(Work to complete):
Locate the word "title" in the data below, then copy every line that holds it.

[Data entries for graphics]
──────

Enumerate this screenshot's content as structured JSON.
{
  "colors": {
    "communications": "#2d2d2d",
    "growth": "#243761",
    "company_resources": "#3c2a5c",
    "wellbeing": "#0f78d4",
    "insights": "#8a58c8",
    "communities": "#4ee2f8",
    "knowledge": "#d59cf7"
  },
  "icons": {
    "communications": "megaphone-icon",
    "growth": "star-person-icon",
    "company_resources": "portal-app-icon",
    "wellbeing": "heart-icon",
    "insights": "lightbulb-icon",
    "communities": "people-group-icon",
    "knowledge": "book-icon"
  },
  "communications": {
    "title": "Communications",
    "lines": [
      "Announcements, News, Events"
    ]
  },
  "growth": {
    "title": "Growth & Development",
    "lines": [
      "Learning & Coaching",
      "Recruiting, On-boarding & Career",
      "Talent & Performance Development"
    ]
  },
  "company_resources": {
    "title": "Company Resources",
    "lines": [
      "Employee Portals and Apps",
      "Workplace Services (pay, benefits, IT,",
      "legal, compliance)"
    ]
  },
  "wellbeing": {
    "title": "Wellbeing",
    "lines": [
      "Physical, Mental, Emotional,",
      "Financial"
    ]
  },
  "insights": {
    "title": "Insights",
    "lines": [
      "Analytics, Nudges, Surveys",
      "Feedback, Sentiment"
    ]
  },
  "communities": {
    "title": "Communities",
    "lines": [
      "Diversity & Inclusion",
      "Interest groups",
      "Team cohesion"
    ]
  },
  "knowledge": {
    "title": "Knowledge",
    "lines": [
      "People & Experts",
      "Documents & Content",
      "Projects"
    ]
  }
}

──────

(The completed task):
    "title": "Communications",
    "title": "Growth & Development",
    "title": "Company Resources",
    "title": "Wellbeing",
    "title": "Insights",
    "title": "Communities",
    "title": "Knowledge",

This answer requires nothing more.